EXERCISE INSTRUCTIONS:
Find the string "County" and gather every line that holds it.

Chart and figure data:
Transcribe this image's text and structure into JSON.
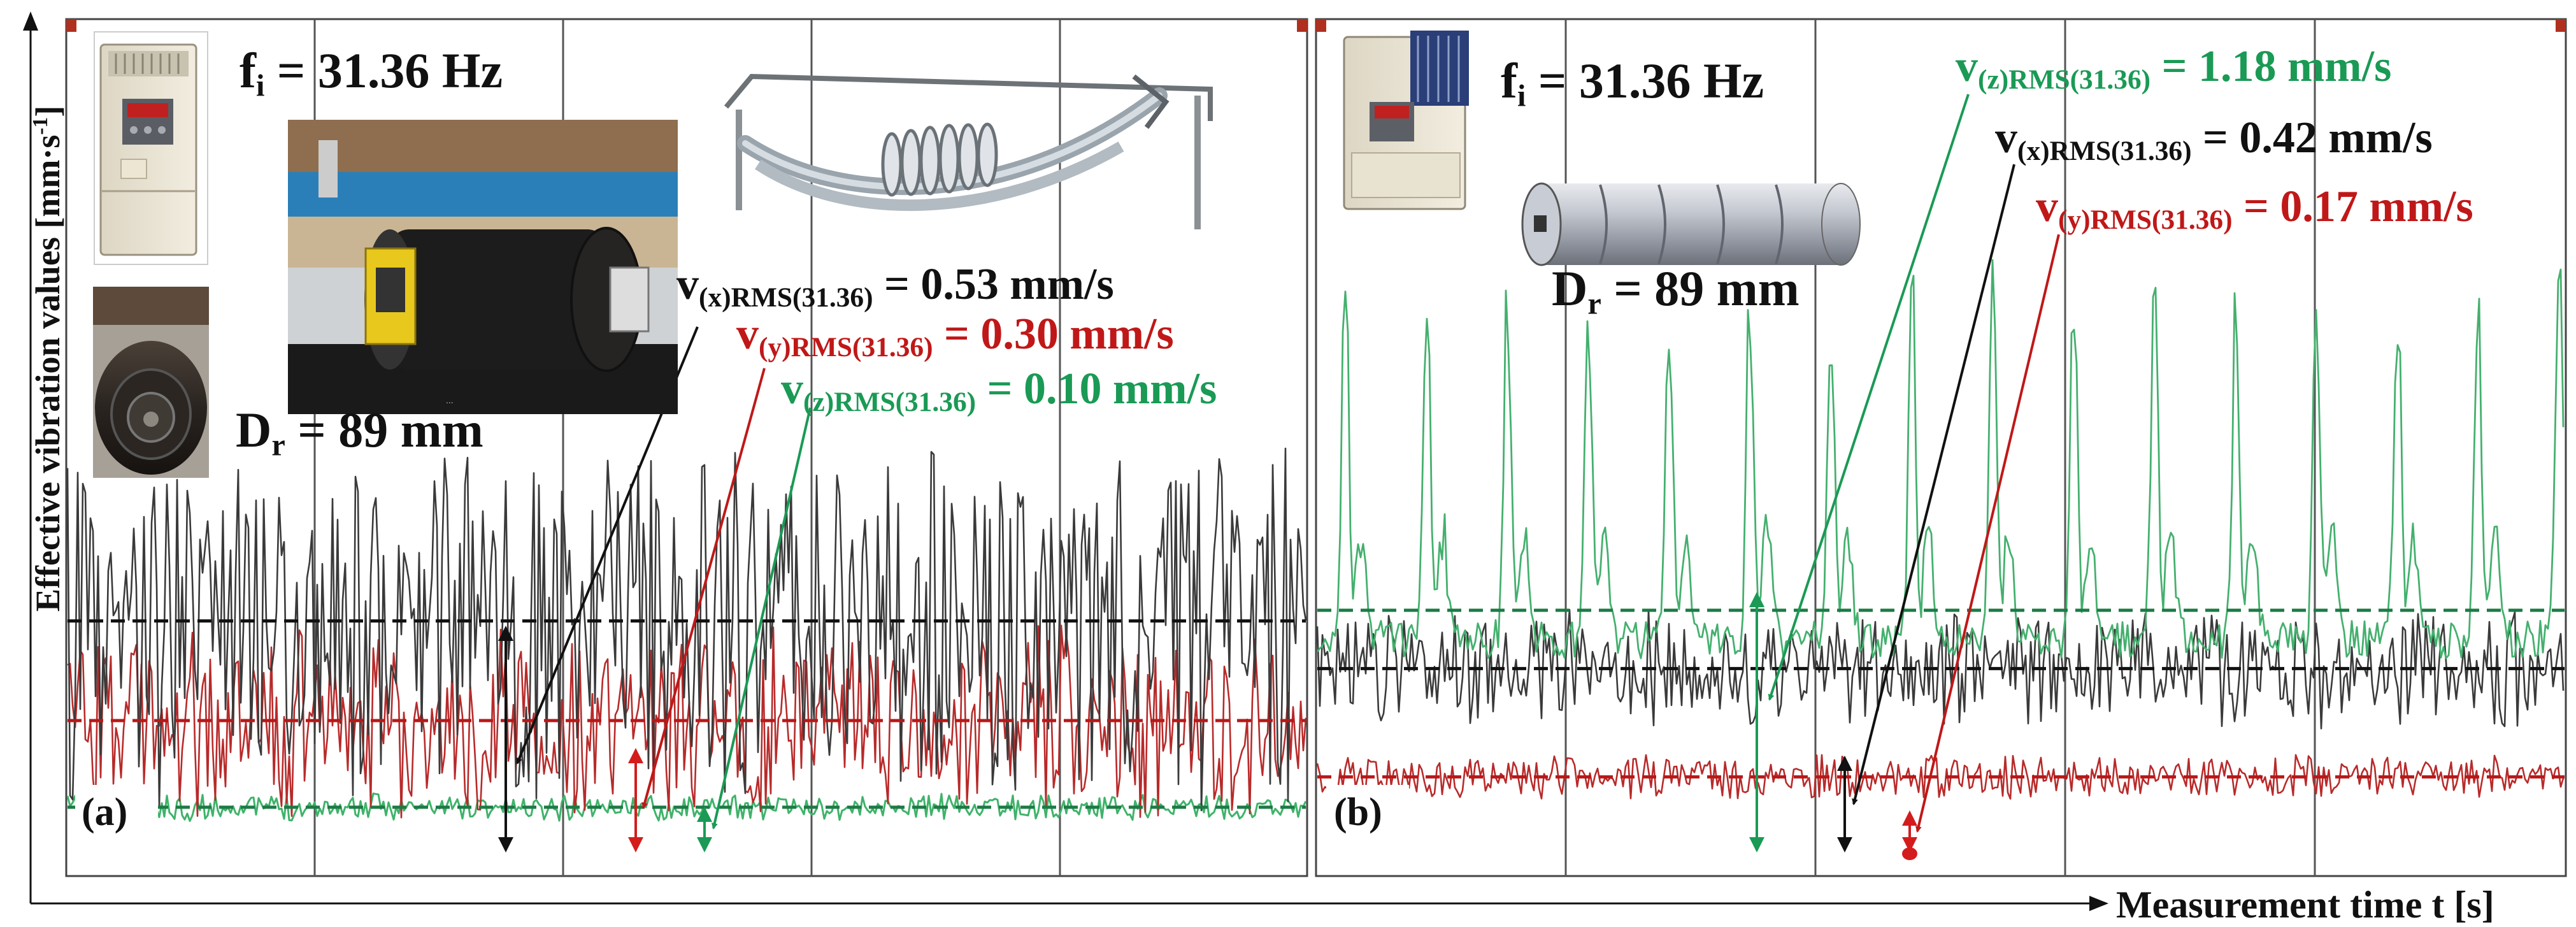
{
  "chart_data": [
    {
      "type": "line",
      "panel_label": "(a)",
      "xlabel": "",
      "ylabel": "Effective vibration values [mm·s-1]",
      "frequency_label": "fi = 31.36 Hz",
      "diameter_label": "Dr = 89 mm",
      "series": [
        {
          "name": "v(x)RMS(31.36)",
          "rms": 0.53,
          "unit": "mm/s",
          "color": "#1a1a1a"
        },
        {
          "name": "v(y)RMS(31.36)",
          "rms": 0.3,
          "unit": "mm/s",
          "color": "#b81818"
        },
        {
          "name": "v(z)RMS(31.36)",
          "rms": 0.1,
          "unit": "mm/s",
          "color": "#1a9a55"
        }
      ],
      "annotations": [
        {
          "var": "v",
          "sub": "(x)RMS(31.36)",
          "value": "= 0.53 mm/s",
          "color": "#1a1a1a"
        },
        {
          "var": "v",
          "sub": "(y)RMS(31.36)",
          "value": "= 0.30 mm/s",
          "color": "#c01818"
        },
        {
          "var": "v",
          "sub": "(z)RMS(31.36)",
          "value": "= 0.10 mm/s",
          "color": "#1a9a55"
        }
      ]
    },
    {
      "type": "line",
      "panel_label": "(b)",
      "xlabel": "Measurement time t [s]",
      "ylabel": "",
      "frequency_label": "fi = 31.36 Hz",
      "diameter_label": "Dr = 89 mm",
      "series": [
        {
          "name": "v(x)RMS(31.36)",
          "rms": 0.42,
          "unit": "mm/s",
          "color": "#1a1a1a"
        },
        {
          "name": "v(y)RMS(31.36)",
          "rms": 0.17,
          "unit": "mm/s",
          "color": "#b81818"
        },
        {
          "name": "v(z)RMS(31.36)",
          "rms": 1.18,
          "unit": "mm/s",
          "color": "#1a9a55"
        }
      ],
      "annotations": [
        {
          "var": "v",
          "sub": "(z)RMS(31.36)",
          "value": "= 1.18 mm/s",
          "color": "#1a9a55"
        },
        {
          "var": "v",
          "sub": "(x)RMS(31.36)",
          "value": "= 0.42 mm/s",
          "color": "#1a1a1a"
        },
        {
          "var": "v",
          "sub": "(y)RMS(31.36)",
          "value": "= 0.17 mm/s",
          "color": "#c01818"
        }
      ]
    }
  ],
  "labels": {
    "ylabel_main": "Effective vibration values [mm·s",
    "ylabel_exp": "-1",
    "ylabel_end": "]",
    "xlabel": "Measurement time t [s]",
    "f_var": "f",
    "f_sub": "i",
    "f_rest": " = 31.36 Hz",
    "d_var": "D",
    "d_sub": "r",
    "d_rest": " = 89 mm"
  },
  "icons": {
    "vfd_photo": "frequency-inverter-icon",
    "roller_photo": "roller-end-photo-icon",
    "test_rig_photo": "test-rig-photo-icon",
    "idler_drawing": "curved-idler-drawing-icon",
    "cylinder_drawing": "roller-cylinder-icon"
  }
}
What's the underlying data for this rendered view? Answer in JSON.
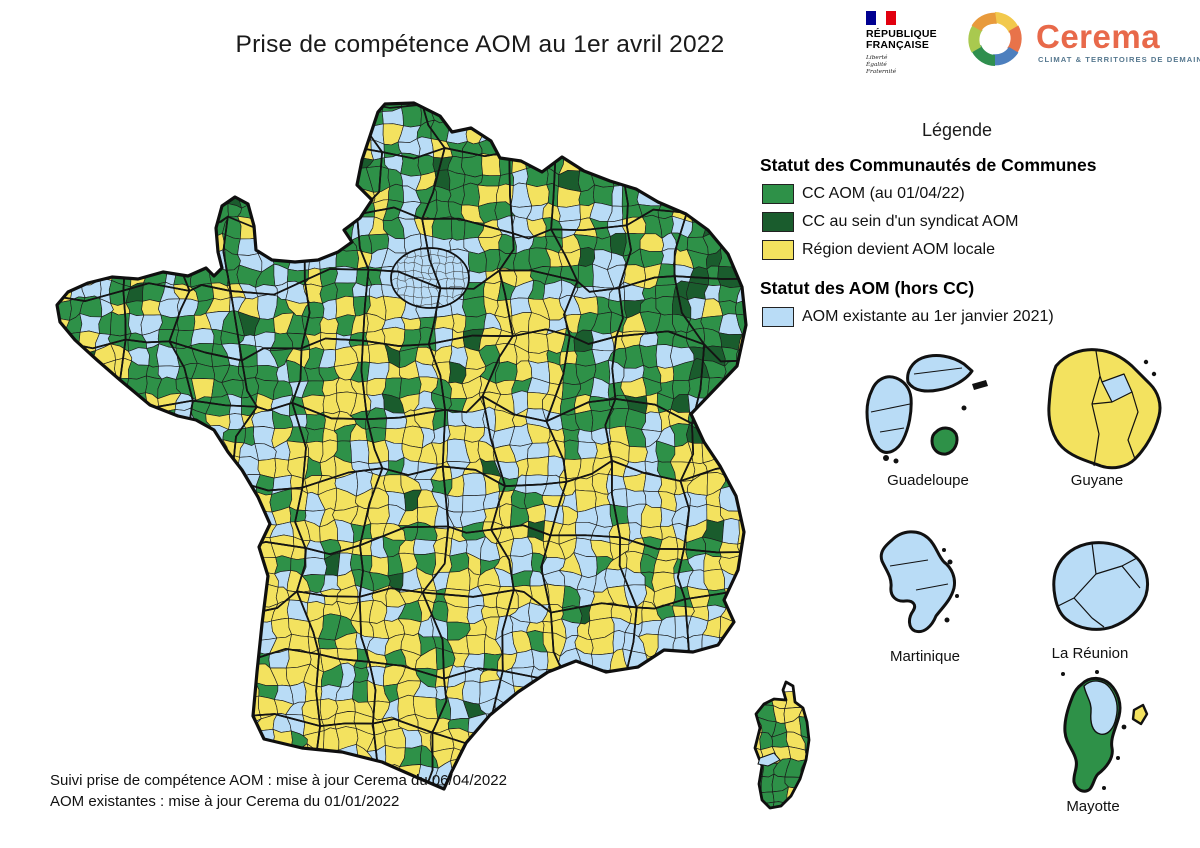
{
  "title": "Prise de compétence AOM au 1er avril 2022",
  "header": {
    "gov_logo": {
      "line1": "RÉPUBLIQUE",
      "line2": "FRANÇAISE",
      "motto_line1": "Liberté",
      "motto_line2": "Égalité",
      "motto_line3": "Fraternité"
    },
    "cerema_logo": {
      "name": "Cerema",
      "tagline": "CLIMAT & TERRITOIRES DE DEMAIN",
      "name_color": "#e8694a",
      "tagline_color": "#56788f"
    }
  },
  "legend": {
    "title": "Légende",
    "sections": [
      {
        "heading": "Statut des Communautés de Communes",
        "items": [
          {
            "label": "CC AOM (au 01/04/22)",
            "color": "#2e9148"
          },
          {
            "label": "CC au sein d'un syndicat AOM",
            "color": "#1a5c2d"
          },
          {
            "label": "Région devient AOM locale",
            "color": "#f3e25f"
          }
        ]
      },
      {
        "heading": "Statut des AOM (hors CC)",
        "items": [
          {
            "label": "AOM existante au 1er janvier 2021)",
            "color": "#b9dcf6"
          }
        ]
      }
    ]
  },
  "territories": [
    {
      "name": "Guadeloupe"
    },
    {
      "name": "Guyane"
    },
    {
      "name": "Martinique"
    },
    {
      "name": "La Réunion"
    },
    {
      "name": "Mayotte"
    }
  ],
  "footer": {
    "line1": "Suivi prise de compétence AOM : mise à jour Cerema du 06/04/2022",
    "line2": "AOM existantes : mise à jour Cerema du 01/01/2022"
  },
  "map": {
    "palette": {
      "green": "#2e9148",
      "dark_green": "#1a5c2d",
      "yellow": "#f3e25f",
      "blue": "#b9dcf6",
      "border": "#111111"
    }
  }
}
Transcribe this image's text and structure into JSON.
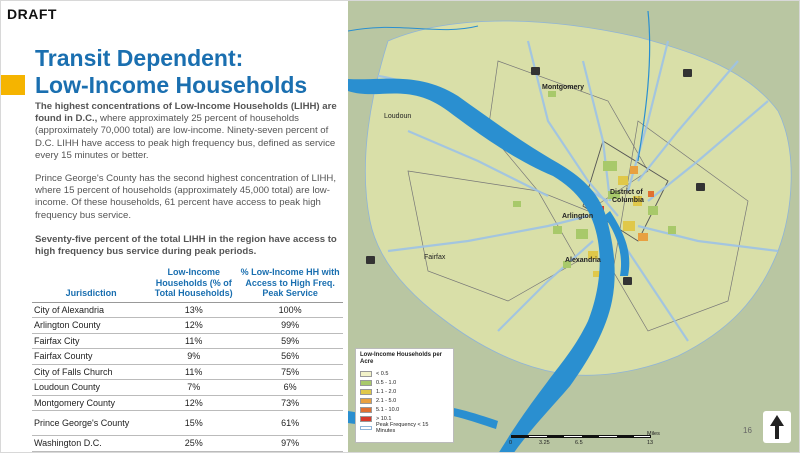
{
  "header": {
    "draft_label": "DRAFT"
  },
  "title": {
    "line1": "Transit Dependent:",
    "line2": "Low-Income Households"
  },
  "paragraphs": {
    "p1_lead": "The highest concentrations of Low-Income Households (LIHH) are found in D.C.,",
    "p1_rest": " where approximately 25 percent of households (approximately 70,000 total) are low-income. Ninety-seven percent of D.C. LIHH have access to peak high frequency bus, defined as service every 15 minutes or better.",
    "p2": "Prince George's County has the second highest concentration of LIHH, where 15 percent of households (approximately 45,000 total) are low-income. Of these households, 61 percent have access to peak high frequency bus service.",
    "p3": "Seventy-five percent of the total LIHH in the region have access to high frequency bus service during peak periods."
  },
  "table": {
    "headers": [
      "Jurisdiction",
      "Low-Income Households (% of Total Households)",
      "% Low-Income HH with Access to High Freq. Peak Service"
    ],
    "rows": [
      [
        "City of Alexandria",
        "13%",
        "100%"
      ],
      [
        "Arlington County",
        "12%",
        "99%"
      ],
      [
        "Fairfax City",
        "11%",
        "59%"
      ],
      [
        "Fairfax County",
        "9%",
        "56%"
      ],
      [
        "City of Falls Church",
        "11%",
        "75%"
      ],
      [
        "Loudoun County",
        "7%",
        "6%"
      ],
      [
        "Montgomery County",
        "12%",
        "73%"
      ],
      [
        "Prince George's County",
        "15%",
        "61%"
      ],
      [
        "Washington D.C.",
        "25%",
        "97%"
      ]
    ]
  },
  "map": {
    "places": {
      "montgomery": "Montgomery",
      "loudoun": "Loudoun",
      "arlington": "Arlington",
      "dc_line1": "District of",
      "dc_line2": "Columbia",
      "fairfax": "Fairfax",
      "alexandria": "Alexandria"
    },
    "legend": {
      "title": "Low-Income Households per Acre",
      "items": [
        {
          "label": "< 0.5",
          "color": "#f2f2c8"
        },
        {
          "label": "0.5 - 1.0",
          "color": "#a8c96a"
        },
        {
          "label": "1.1 - 2.0",
          "color": "#e0c84a"
        },
        {
          "label": "2.1 - 5.0",
          "color": "#e8a040"
        },
        {
          "label": "5.1 - 10.0",
          "color": "#e07030"
        },
        {
          "label": "> 10.1",
          "color": "#d83a2a"
        }
      ],
      "line_label": "Peak Frequency < 15 Minutes"
    },
    "scale": {
      "ticks": [
        "0",
        "3.25",
        "6.5",
        "13"
      ],
      "unit": "Miles"
    },
    "colors": {
      "land": "#b9c6a2",
      "region": "#d9dfa8",
      "water": "#2a8fd0",
      "routes": "#9ec3e6"
    }
  },
  "page_number": "16"
}
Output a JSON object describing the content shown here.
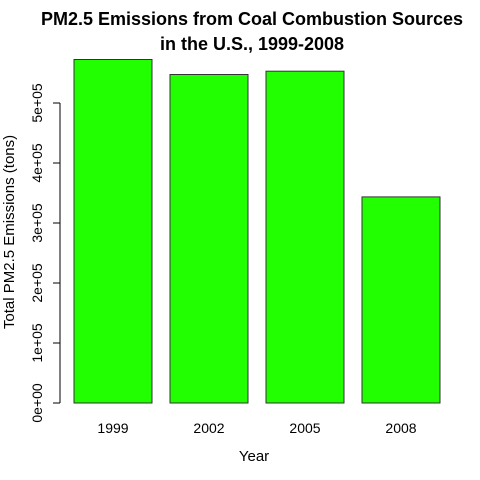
{
  "chart_data": {
    "type": "bar",
    "title": [
      "PM2.5 Emissions from Coal Combustion Sources",
      "in the U.S., 1999-2008"
    ],
    "xlabel": "Year",
    "ylabel": "Total PM2.5 Emissions (tons)",
    "categories": [
      "1999",
      "2002",
      "2005",
      "2008"
    ],
    "values": [
      572500,
      547500,
      553000,
      343500
    ],
    "ylim": [
      0,
      600000
    ],
    "yticks": [
      0,
      100000,
      200000,
      300000,
      400000,
      500000
    ],
    "ytick_labels": [
      "0e+00",
      "1e+05",
      "2e+05",
      "3e+05",
      "4e+05",
      "5e+05"
    ],
    "bar_color": "#22ff00",
    "border_color": "#333333",
    "grid": false
  }
}
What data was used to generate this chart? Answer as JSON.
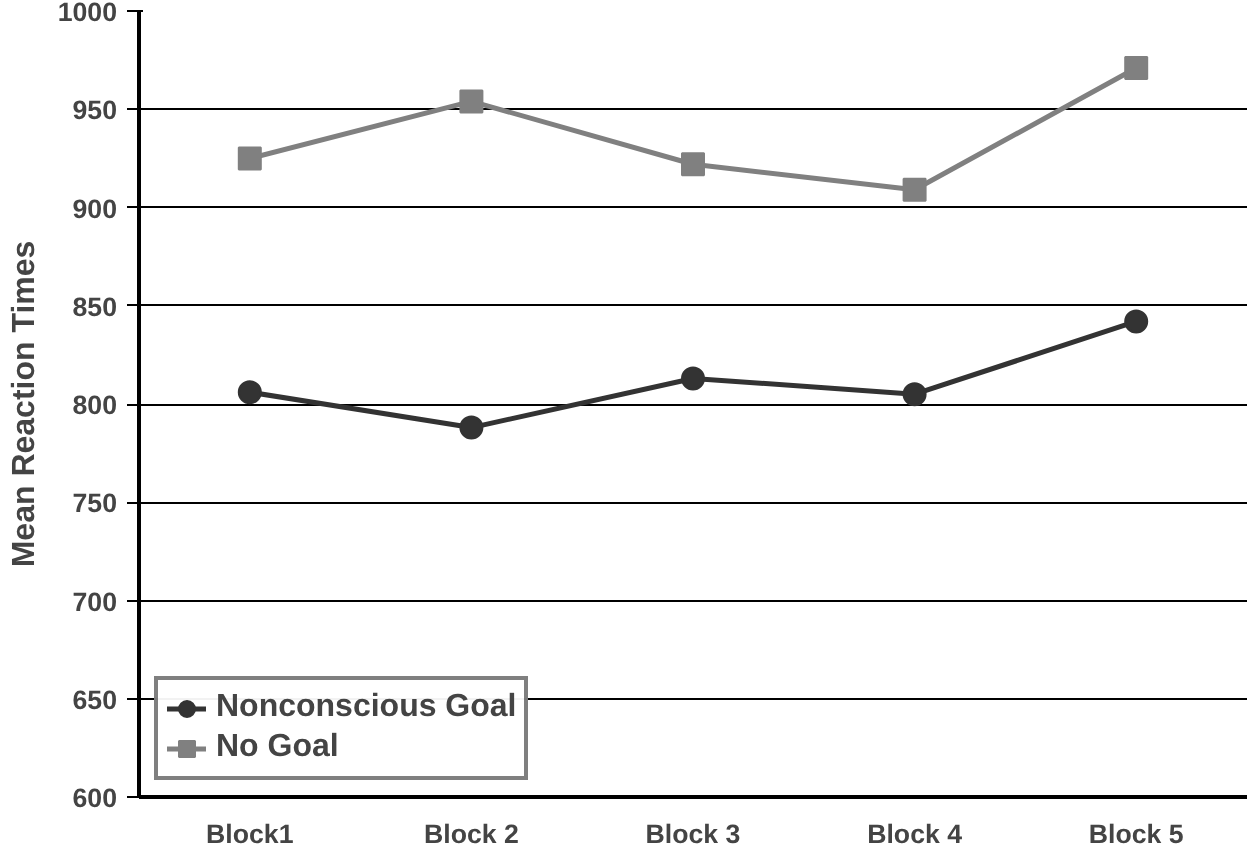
{
  "chart_data": {
    "type": "line",
    "ylabel": "Mean Reaction Times",
    "categories": [
      "Block1",
      "Block 2",
      "Block 3",
      "Block 4",
      "Block 5"
    ],
    "series": [
      {
        "name": "Nonconscious Goal",
        "color": "#333333",
        "marker": "circle",
        "values": [
          806,
          788,
          813,
          805,
          842
        ]
      },
      {
        "name": "No Goal",
        "color": "#808080",
        "marker": "square",
        "values": [
          925,
          954,
          922,
          909,
          971
        ]
      }
    ],
    "ylim": [
      600,
      1000
    ],
    "yticks": [
      600,
      650,
      700,
      750,
      800,
      850,
      900,
      950,
      1000
    ],
    "grid": "y",
    "legend": "bottom left",
    "line_style": "solid"
  }
}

OUTPUT FOR THIS EXERCISE:
    "p2": "Prince George's County has the second highest concentration of LIHH, where 15 percent of households (approximately 45,000 total) are low-income. Of these households, 61 percent have access to peak high frequency bus service.",
        "Arlington County",
        "Fairfax County",
        "Loudoun County",
        "Montgomery County",
        "Prince George's County",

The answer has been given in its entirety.